**Zu erledigende Aufgabe 1**
Schreibe die Zeilen der Daten als JSON-Liste von Zeichenketten um, eine Zeichenkette je Zeile und ohne Leerzeilen. Beginne bei der Zeile mit „- x-tick-label: SEMILLA CEBOLLIN: [667, 522, 770, 566]“ und höre nach der Zeile mit „- seed: [57, 95, 77, 107]“ auf.

**Vorgegebener Text**

Die Produktpräsentation fährt fort mit einer sehr großen, in Stücke portionierten Auster mit Petersilie und Stachelbeere ‒ ziemlich sauer, aber qualitativ überzeugend. (7/10)
Danach gibt es Seeigel von den Färöern mit Kürbiskernen, Sahne und Rosenöl, ein fantastisches Gericht mit viel Umami und einem geradezu poetischen Einsatz von Rose. (9/10)
Die nächste Kreation beinhaltet Seegurke in Form von getrockneten Innereien und frittierter Haut, serviert in mit weiteren Bestandteilen des Meerestiers aufgeschlagener Sahne. Die getrockneten Innereien präsentieren sich wie reichhaltige, salzige Cracker ‒ keinesfalls besonders „fischig“ oder streng schmeckend ‒, und die frittierte Haut ist knusprig, leicht fettig und erinnert mich an die frittierten Hasenohren, die es damals im El Bulli gab. Die dazu servierte Creme ist mit einer angenehmen kühlen Temperatur und leichtem Salzgehalt ein weiterer Baustein in diesem außergewöhnlichen und überraschend hervorragenden Gericht. (8,5/10)
Aufgeschnittener Tintenfisch begeistert dann wieder auf etwas konventionellere Art mit Algenbutter, Röstnoten und einer sensationellen Al-dente-Textur, die man eher von Pasta als von Meerestieren kennt. Einfache Produktperfektion. (8/10)
Der nächste Streich ist ein in Bienenwachs serviertes Arrangement mit Meeresschnecken und einem pikant-würzigen Salat mit Rosenblättern und Wasabiblüten. Die Schnecken sind zart und saftig, aromatisch erinnert das Gericht an getrocknete Tomaten und Koriander. Dazu gibt es viel Umami, Salz und Hochgenuss. Ich kratze den Wachstopf komplett aus. (9/10)
Das inzwischen vor allem durch ausgesprochen stimmige Geschmacksbilder und hervorragende Zutaten beeindruckende Menü fährt fort mit Simplizität auf höchstem Niveau. Gegrillte Stücke von saftigem Kabeljaukopf sind an sich schon ein Genuss, wenn man sie mit den Fingern von den dünnen Knochen knabbert. Noch besser wird das Ganze, wenn man sie mit den dazu servierten Condiments genießt: ein Pulver aus Inger und Safran; Rettichmilch; sowie eine Paste mit zerdrückten Ameisen. Die Insekten, die René Redzepi schon vor Jahren als valide Zutat in die Spitzengastronomie eingeführt hat, schmecken überraschend delikat nach einem fruchtigen, zitrusfrischen Aroma zwischen Yuzu und Zitronengras. Großartig! (9/10)

**Daten**
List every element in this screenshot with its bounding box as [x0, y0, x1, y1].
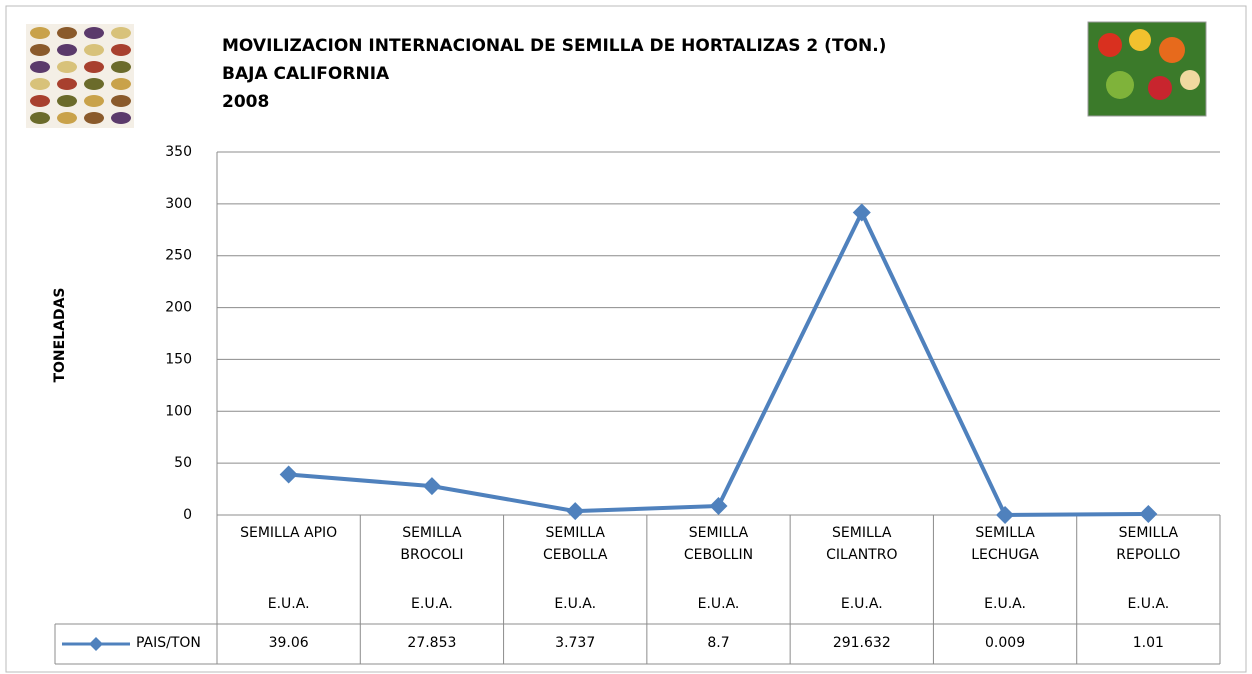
- x-tick-label: SEMILLA CEBOLLIN: [667, 522, 770, 566]
- y-tick-label: 150: [165, 351, 192, 367]
- y-tick-label: 0: [183, 507, 192, 523]
- y-tick-label: 300: [165, 196, 192, 212]
- x-subcategory-label: E.U.A.: [698, 596, 740, 612]
- x-tick-label: SEMILLA CEBOLLA: [524, 522, 627, 566]
- x-subcategory-label: E.U.A.: [268, 596, 310, 612]
- seed: [111, 95, 131, 107]
- marker: [853, 204, 871, 222]
- x-tick-label-box: SEMILLA CILANTRO: [810, 522, 913, 582]
- seed: [30, 44, 50, 56]
- legend-label: PAIS/TON: [136, 635, 201, 651]
- seed: [57, 95, 77, 107]
- x-tick-label-box: SEMILLA CEBOLLA: [524, 522, 627, 582]
- vegetable-image: [1088, 22, 1206, 116]
- seed: [84, 44, 104, 56]
- seed: [30, 61, 50, 73]
- marker: [566, 502, 584, 520]
- x-subcategory-label: E.U.A.: [411, 596, 453, 612]
- x-tick-label: SEMILLA REPOLLO: [1097, 522, 1200, 566]
- table-value: 39.06: [269, 635, 309, 651]
- y-tick-label: 100: [165, 403, 192, 419]
- marker: [280, 465, 298, 483]
- seed: [84, 78, 104, 90]
- chart-title: BAJA CALIFORNIA: [222, 64, 390, 84]
- seed: [111, 44, 131, 56]
- legend-marker: [89, 637, 103, 651]
- seed: [30, 27, 50, 39]
- table-value: 27.853: [407, 635, 456, 651]
- seed: [111, 61, 131, 73]
- x-tick-label: SEMILLA CILANTRO: [810, 522, 913, 566]
- seed: [84, 27, 104, 39]
- x-tick-label: SEMILLA APIO: [237, 522, 340, 544]
- x-tick-label-box: SEMILLA APIO: [237, 522, 340, 582]
- seed: [30, 95, 50, 107]
- x-subcategory-label: E.U.A.: [1127, 596, 1169, 612]
- seed: [84, 95, 104, 107]
- marker: [1139, 505, 1157, 523]
- seed: [111, 78, 131, 90]
- table-value: 0.009: [985, 635, 1025, 651]
- x-tick-label-box: SEMILLA LECHUGA: [953, 522, 1056, 582]
- table-value: 1.01: [1133, 635, 1164, 651]
- seed: [57, 61, 77, 73]
- seed: [111, 112, 131, 124]
- marker: [710, 497, 728, 515]
- seed: [57, 78, 77, 90]
- series-line: [289, 213, 1149, 515]
- x-tick-label-box: SEMILLA CEBOLLIN: [667, 522, 770, 582]
- y-tick-label: 350: [165, 144, 192, 160]
- marker: [423, 477, 441, 495]
- x-tick-label: SEMILLA LECHUGA: [953, 522, 1056, 566]
- y-tick-label: 50: [174, 455, 192, 471]
- chart: TONELADAS MOVILIZACION INTERNACIONAL DE …: [0, 0, 1252, 674]
- table-value: 3.737: [555, 635, 595, 651]
- seed: [111, 27, 131, 39]
- seed: [30, 112, 50, 124]
- chart-title: 2008: [222, 92, 269, 112]
- chart-title: MOVILIZACION INTERNACIONAL DE SEMILLA DE…: [222, 36, 886, 56]
- seed: [84, 112, 104, 124]
- y-axis-title: TONELADAS: [52, 287, 68, 382]
- x-tick-label-box: SEMILLA BROCOLI: [380, 522, 483, 582]
- table-value: 8.7: [707, 635, 729, 651]
- seed: [57, 112, 77, 124]
- x-subcategory-label: E.U.A.: [984, 596, 1026, 612]
- x-tick-label-box: SEMILLA REPOLLO: [1097, 522, 1200, 582]
- seed: [30, 78, 50, 90]
- x-tick-label: SEMILLA BROCOLI: [380, 522, 483, 566]
- y-tick-label: 250: [165, 248, 192, 264]
- x-subcategory-label: E.U.A.: [554, 596, 596, 612]
- x-subcategory-label: E.U.A.: [841, 596, 883, 612]
- seed: [57, 27, 77, 39]
- seed: [57, 44, 77, 56]
- seed: [84, 61, 104, 73]
- y-tick-label: 200: [165, 300, 192, 316]
- table-value: 291.632: [833, 635, 891, 651]
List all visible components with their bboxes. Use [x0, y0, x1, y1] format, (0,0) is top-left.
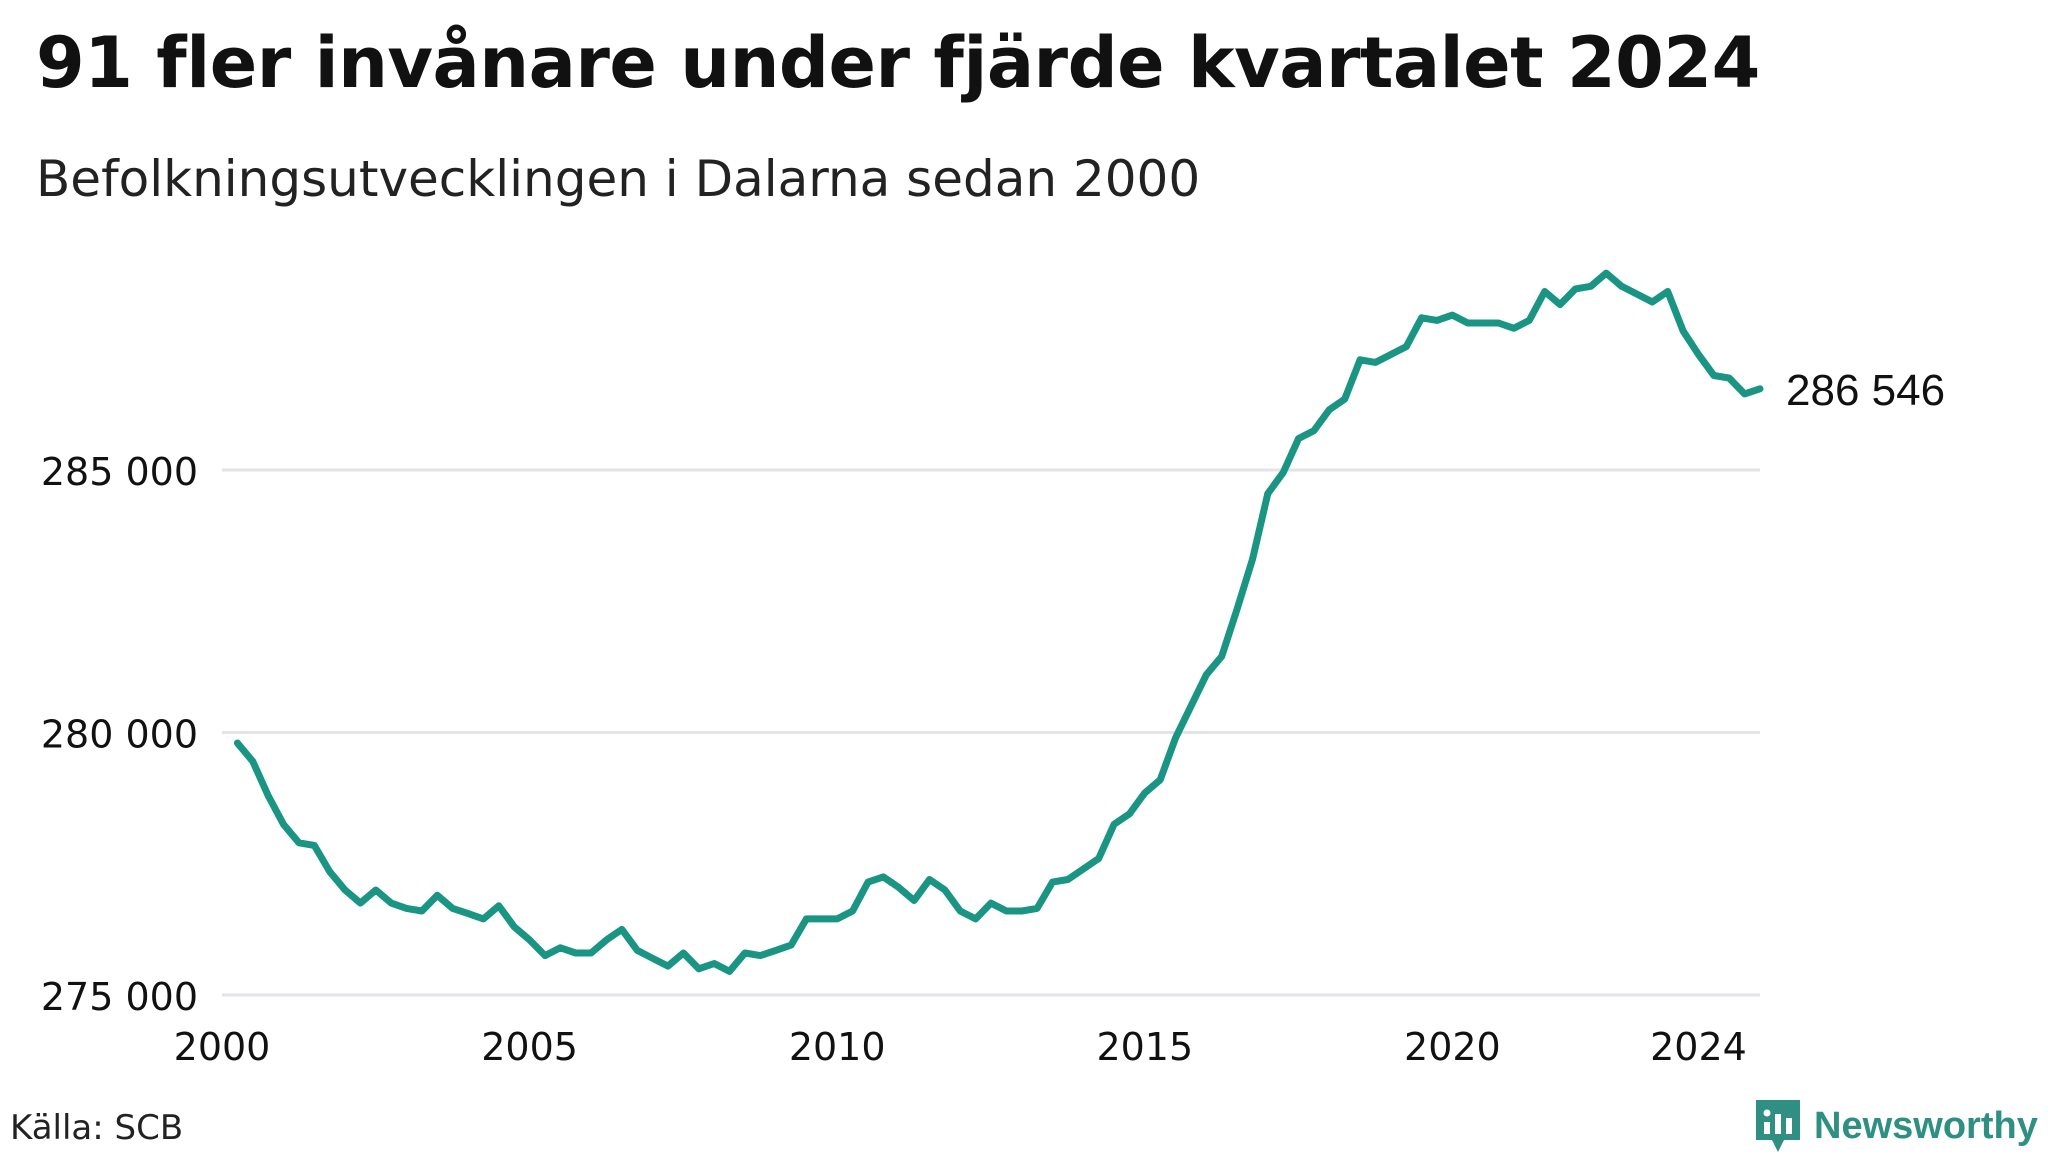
x-tick-label: 2010 [789, 1025, 886, 1069]
grid-lines [222, 468, 1760, 997]
series-line [233, 269, 1764, 975]
x-tick-label: 2005 [481, 1025, 578, 1069]
brand-logo[interactable]: Newsworthy [1752, 1096, 2038, 1156]
newsworthy-logo-icon [1756, 1100, 1800, 1152]
series-layer [233, 269, 1764, 975]
end-value-label: 286 546 [1786, 366, 1945, 415]
chart-subtitle: Befolkningsutvecklingen i Dalarna sedan … [36, 150, 1201, 208]
x-tick-label: 2000 [174, 1025, 271, 1069]
x-tick-label: 2015 [1096, 1025, 1193, 1069]
brand-name: Newsworthy [1814, 1104, 2038, 1147]
y-tick-label: 280 000 [41, 713, 198, 757]
y-tick-label: 275 000 [41, 975, 198, 1019]
x-tick-label: 2024 [1650, 1025, 1747, 1069]
x-tick-label: 2020 [1404, 1025, 1501, 1069]
y-tick-label: 285 000 [41, 450, 198, 494]
y-axis-ticks: 275 000 280 000 285 000 [41, 450, 198, 1019]
chart-title: 91 fler invånare under fjärde kvartalet … [36, 22, 1760, 104]
source-note: Källa: SCB [10, 1108, 184, 1148]
x-axis-ticks: 2000 2005 2010 2015 2020 2024 [174, 1025, 1747, 1069]
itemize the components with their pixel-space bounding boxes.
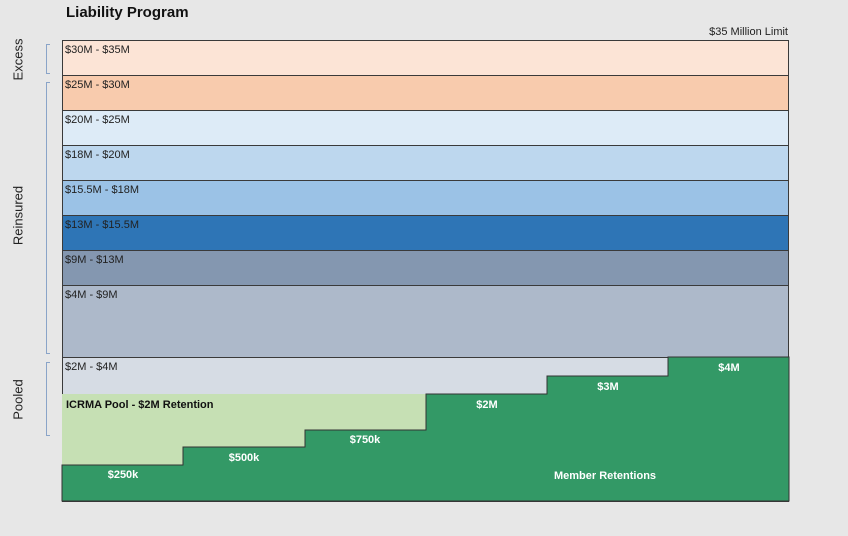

**Zu erledigende Aufgabe 2**
Woher stammt laut dem vorgegebenen Text der Seeigel?

**Schriftliche Antwort 1**
[
  "- x-tick-label: SEMILLA CEBOLLIN: [667, 522, 770, 566]",
  "- y-tick-label: 150: [165, 351, 192, 367]",
  "- y-tick-label: 0: [183, 507, 192, 523]",
  "- y-tick-label: 300: [165, 196, 192, 212]",
  "- x-subcategory-label: E.U.A.: [698, 596, 740, 612]",
  "- x-tick-label: SEMILLA CEBOLLA: [524, 522, 627, 566]",
  "- x-subcategory-label: E.U.A.: [268, 596, 310, 612]",
  "- seed: [111, 95, 131, 107]",
  "- marker: [853, 204, 871, 222]",
  "- x-tick-label-box: SEMILLA CILANTRO: [810, 522, 913, 582]",
  "- seed: [30, 44, 50, 56]",
  "- legend-label: PAIS/TON: [136, 635, 201, 651]",
  "- seed: [57, 95, 77, 107]"
]

**Schriftliche Antwort 2**
Von den Färöern.